_Direction_. Strip the pictures and reproduce the rest of the listing exactly.
>> begin Task input
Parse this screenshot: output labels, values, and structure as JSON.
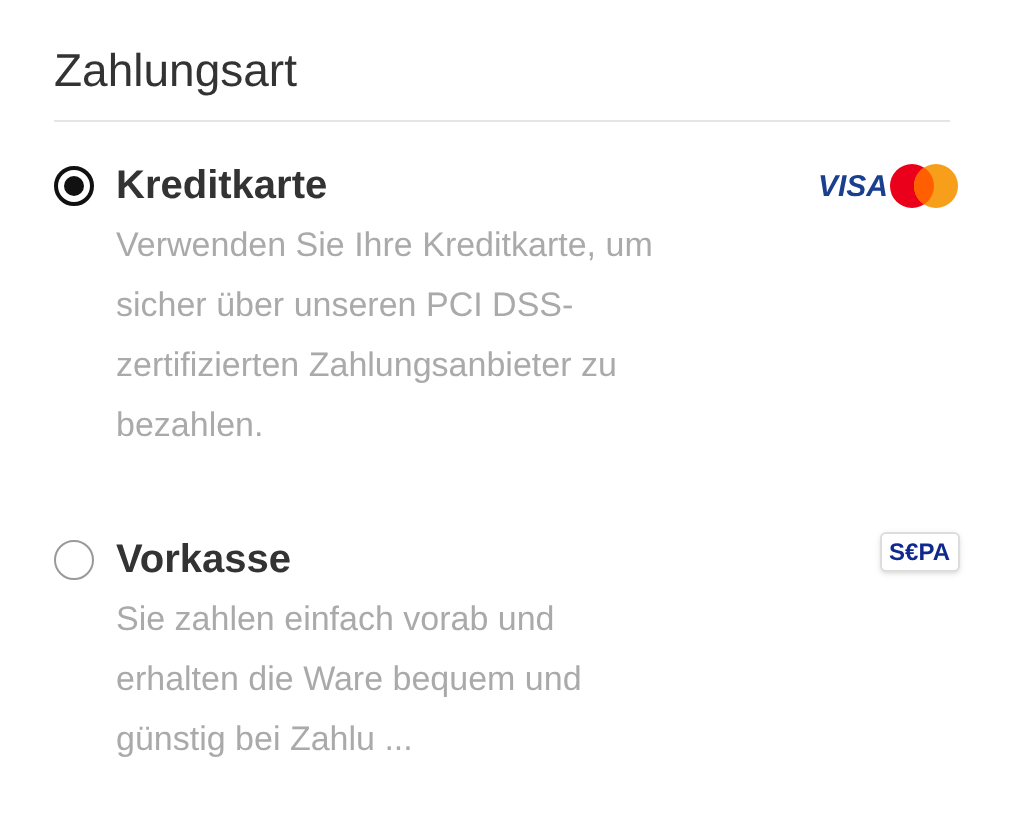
{
  "title": "Zahlungsart",
  "options": [
    {
      "label": "Kreditkarte",
      "selected": true,
      "description": "Verwenden Sie Ihre Kreditkarte, um sicher über unseren PCI DSS-zertifizierten Zahlungsanbieter zu bezahlen.",
      "logo": {
        "kind": "visa-mastercard",
        "text": "VISA"
      }
    },
    {
      "label": "Vorkasse",
      "selected": false,
      "description": "Sie zahlen einfach vorab und erhalten die Ware bequem und günstig bei Zahlu ...",
      "logo": {
        "kind": "sepa",
        "text": "S€PA"
      }
    }
  ]
}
>> end Task input
_Correct result_.
Parse this screenshot: output labels, values, and structure as JSON.
{
  "title": "Zahlungsart",
  "options": [
    {
      "label": "Kreditkarte",
      "selected": true,
      "description": "Verwenden Sie Ihre Kreditkarte, um sicher über unseren PCI DSS-zertifizierten Zahlungsanbieter zu bezahlen.",
      "logo": {
        "kind": "visa-mastercard",
        "text": "VISA"
      }
    },
    {
      "label": "Vorkasse",
      "selected": false,
      "description": "Sie zahlen einfach vorab und erhalten die Ware bequem und günstig bei Zahlu ...",
      "logo": {
        "kind": "sepa",
        "text": "S€PA"
      }
    }
  ]
}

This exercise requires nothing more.